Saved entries
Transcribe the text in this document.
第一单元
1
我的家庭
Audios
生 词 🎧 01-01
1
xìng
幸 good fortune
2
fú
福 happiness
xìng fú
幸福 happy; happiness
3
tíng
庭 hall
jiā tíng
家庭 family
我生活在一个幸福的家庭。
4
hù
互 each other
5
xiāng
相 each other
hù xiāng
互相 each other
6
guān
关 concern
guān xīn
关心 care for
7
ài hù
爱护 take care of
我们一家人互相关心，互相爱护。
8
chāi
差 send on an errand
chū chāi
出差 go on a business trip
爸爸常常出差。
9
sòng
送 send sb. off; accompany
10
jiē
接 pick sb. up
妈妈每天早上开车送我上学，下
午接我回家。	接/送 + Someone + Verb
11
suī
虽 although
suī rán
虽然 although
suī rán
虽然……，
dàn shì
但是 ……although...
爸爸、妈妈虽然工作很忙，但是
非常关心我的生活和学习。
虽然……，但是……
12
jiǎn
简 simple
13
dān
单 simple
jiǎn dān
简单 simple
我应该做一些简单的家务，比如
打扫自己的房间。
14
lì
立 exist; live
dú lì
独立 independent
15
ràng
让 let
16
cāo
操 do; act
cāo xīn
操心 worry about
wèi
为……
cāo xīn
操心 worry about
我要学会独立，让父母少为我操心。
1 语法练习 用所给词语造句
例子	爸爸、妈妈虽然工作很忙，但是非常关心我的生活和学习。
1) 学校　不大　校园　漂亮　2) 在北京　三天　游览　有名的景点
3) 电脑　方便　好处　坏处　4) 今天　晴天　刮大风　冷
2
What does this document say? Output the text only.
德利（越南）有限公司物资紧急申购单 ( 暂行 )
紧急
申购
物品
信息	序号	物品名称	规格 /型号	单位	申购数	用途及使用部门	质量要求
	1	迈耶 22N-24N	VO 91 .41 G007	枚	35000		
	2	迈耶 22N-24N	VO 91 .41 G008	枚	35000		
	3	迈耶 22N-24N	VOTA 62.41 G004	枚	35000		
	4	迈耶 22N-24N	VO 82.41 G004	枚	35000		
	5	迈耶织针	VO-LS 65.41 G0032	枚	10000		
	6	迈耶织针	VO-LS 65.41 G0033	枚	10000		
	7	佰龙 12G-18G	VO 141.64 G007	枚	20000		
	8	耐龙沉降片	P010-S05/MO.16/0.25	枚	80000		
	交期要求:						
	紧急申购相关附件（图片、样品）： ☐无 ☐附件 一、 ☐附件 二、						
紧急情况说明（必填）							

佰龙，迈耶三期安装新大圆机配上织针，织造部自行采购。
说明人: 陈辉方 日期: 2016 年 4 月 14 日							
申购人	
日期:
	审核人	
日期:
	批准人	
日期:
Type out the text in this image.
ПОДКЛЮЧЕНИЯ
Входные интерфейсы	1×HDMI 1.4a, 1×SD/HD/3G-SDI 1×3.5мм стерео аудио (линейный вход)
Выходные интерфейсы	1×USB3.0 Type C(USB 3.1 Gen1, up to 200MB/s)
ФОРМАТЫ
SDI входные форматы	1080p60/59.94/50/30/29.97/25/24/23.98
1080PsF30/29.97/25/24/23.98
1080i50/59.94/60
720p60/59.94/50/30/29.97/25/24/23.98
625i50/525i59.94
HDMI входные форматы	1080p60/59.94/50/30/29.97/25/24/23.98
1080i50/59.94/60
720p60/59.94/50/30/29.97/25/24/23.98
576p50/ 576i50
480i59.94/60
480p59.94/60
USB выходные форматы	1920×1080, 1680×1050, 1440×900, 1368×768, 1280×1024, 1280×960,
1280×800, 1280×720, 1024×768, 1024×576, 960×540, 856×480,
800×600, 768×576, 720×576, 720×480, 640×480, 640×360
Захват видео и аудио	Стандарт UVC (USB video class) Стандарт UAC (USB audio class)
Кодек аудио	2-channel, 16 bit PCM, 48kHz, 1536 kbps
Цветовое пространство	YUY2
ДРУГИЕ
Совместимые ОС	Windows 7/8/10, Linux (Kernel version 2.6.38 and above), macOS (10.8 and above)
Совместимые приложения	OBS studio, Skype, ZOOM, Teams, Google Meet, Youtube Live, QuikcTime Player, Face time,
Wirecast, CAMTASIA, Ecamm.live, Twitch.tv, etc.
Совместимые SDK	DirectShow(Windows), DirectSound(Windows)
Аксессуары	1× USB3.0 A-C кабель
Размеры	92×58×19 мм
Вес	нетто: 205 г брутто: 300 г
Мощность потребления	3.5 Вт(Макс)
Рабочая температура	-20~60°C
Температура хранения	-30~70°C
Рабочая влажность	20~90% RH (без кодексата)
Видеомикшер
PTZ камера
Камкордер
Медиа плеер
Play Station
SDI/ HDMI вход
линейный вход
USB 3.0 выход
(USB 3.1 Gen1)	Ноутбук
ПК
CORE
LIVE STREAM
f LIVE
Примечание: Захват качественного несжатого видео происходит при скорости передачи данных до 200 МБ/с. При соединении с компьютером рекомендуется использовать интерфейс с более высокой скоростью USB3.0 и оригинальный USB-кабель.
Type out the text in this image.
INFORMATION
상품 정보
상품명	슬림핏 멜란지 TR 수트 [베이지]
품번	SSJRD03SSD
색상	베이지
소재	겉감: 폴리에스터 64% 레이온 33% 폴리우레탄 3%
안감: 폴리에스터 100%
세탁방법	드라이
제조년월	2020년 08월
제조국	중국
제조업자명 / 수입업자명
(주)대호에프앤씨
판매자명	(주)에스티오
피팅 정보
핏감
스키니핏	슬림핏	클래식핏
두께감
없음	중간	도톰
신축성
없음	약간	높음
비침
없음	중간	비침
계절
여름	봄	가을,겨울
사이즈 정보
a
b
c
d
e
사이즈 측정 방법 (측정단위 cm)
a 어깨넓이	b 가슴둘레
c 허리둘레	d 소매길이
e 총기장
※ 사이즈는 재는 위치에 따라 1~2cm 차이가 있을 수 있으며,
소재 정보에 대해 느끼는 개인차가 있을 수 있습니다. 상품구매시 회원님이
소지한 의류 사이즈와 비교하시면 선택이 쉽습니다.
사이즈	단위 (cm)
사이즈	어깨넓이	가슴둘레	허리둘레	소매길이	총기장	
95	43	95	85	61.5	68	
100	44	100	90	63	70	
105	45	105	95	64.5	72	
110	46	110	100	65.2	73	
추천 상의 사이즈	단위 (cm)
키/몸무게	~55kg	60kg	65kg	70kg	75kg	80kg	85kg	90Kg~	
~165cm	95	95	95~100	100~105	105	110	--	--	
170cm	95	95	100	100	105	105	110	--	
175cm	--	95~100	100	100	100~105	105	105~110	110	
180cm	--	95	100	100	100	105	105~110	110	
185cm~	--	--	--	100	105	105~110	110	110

__Task details__:
From the data, pick out every line that includes "send".

__Complete answer__:
差 send on an errand
送 send sb. off; accompany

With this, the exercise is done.